PASSAGE:
2013/12/14 Alexander Lamaison <awl03@doc.ic.ac.uk>
I've asked this question on Stack Overflow but not found a solution yet:
http://stackoverflow.com/q/20578575/67013.  It's
Boost.Function/MPL-related so I'll ask here too.

I'm trying to create something like a `boost::function`, but with an
extra 'smart handle' tucked inside, which controls the lifetime of a
resource the functions needs to execute correctly.

If I didn't need the function signature to be completely generic, this
would be easy.  I would just create a functor with the correct
signature, and keep a `boost::function` and the handle as members.

However, I do need generic signatures.  The code below is as close as
I've got but gets a compile error, presumably, because I'm not able to
unpack a list of arguments like this:

 template<typename Signature>
 class library_function
 {
 public:
     library_function(
         library_handle handle,
         boost::function<result_type(arg1_type, arg2_type)> function)
         :
     m_handle(handle),
     m_function(function)
     {}

     typename result_type operator()(arg1_type arg1, arg2_type arg2)

DATASET ENTRIES:

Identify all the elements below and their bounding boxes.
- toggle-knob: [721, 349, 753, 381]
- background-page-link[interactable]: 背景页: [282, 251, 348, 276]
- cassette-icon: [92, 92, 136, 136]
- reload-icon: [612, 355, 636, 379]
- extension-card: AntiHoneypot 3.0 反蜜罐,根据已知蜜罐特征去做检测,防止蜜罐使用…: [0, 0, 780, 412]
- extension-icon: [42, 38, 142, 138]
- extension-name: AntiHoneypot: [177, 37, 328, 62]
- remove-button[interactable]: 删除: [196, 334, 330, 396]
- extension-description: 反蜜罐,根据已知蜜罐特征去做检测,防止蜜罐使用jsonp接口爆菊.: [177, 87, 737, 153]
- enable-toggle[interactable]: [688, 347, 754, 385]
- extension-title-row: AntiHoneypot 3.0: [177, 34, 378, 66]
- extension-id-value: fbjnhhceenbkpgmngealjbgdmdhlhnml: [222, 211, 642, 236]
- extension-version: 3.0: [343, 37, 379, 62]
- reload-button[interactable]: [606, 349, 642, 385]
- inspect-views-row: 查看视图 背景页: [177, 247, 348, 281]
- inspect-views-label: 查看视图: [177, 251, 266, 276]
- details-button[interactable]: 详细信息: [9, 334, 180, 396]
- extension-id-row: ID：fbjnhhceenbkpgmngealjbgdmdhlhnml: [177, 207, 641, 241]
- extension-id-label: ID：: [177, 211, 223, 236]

BRIEF 1: Quote the Boost post from "I'm trying to" up to and including "handle as members.".
BRIEF 2:
Answer these questions about the Boost post:
(a) On what site had the author already asked this question?
(b) What does the extra 'smart handle' control?
(c) If the signature did not need to be generic, what two things would the author keep as members of the functor?
BRIEF 3: Continue the Boost post about the `library_function` class from the point where it stops.

EXERCISE OUTPUT 1:
I'm trying to create something like a `boost::function`, but with an
extra 'smart handle' tucked inside, which controls the lifetime of a
resource the functions needs to execute correctly.

If I didn't need the function signature to be completely generic, this
would be easy.  I would just create a functor with the correct
signature, and keep a `boost::function` and the handle as members.

EXERCISE OUTPUT 2:
(a) Stack Overflow
(b) The lifetime of a resource the functions need to execute correctly
(c) A `boost::function` and the handle

EXERCISE OUTPUT 3:
     {
         return m_function(arg1, arg2);
     }

     // I don't think I can declare the 'params' like this ...
     typename boost::function_types::result_type<Signature>::type operator()(
         boost::function_types::parameter_types<Signature> params)
     {
         return m_function(params); // ... nor unpack them like this
     }

 private:
     boost::function<Signature> m_function;
     library_handle m_library;
 };

I think `params` is an MPL list, so what I've actually done is declare a
call operator with a single MPL-list parameter.  My MPL-foo is not good.
Is there a way to convert the list to a legal definition of multiple
function paramters?

Why not just derive from boost::function so you get the call operator for free?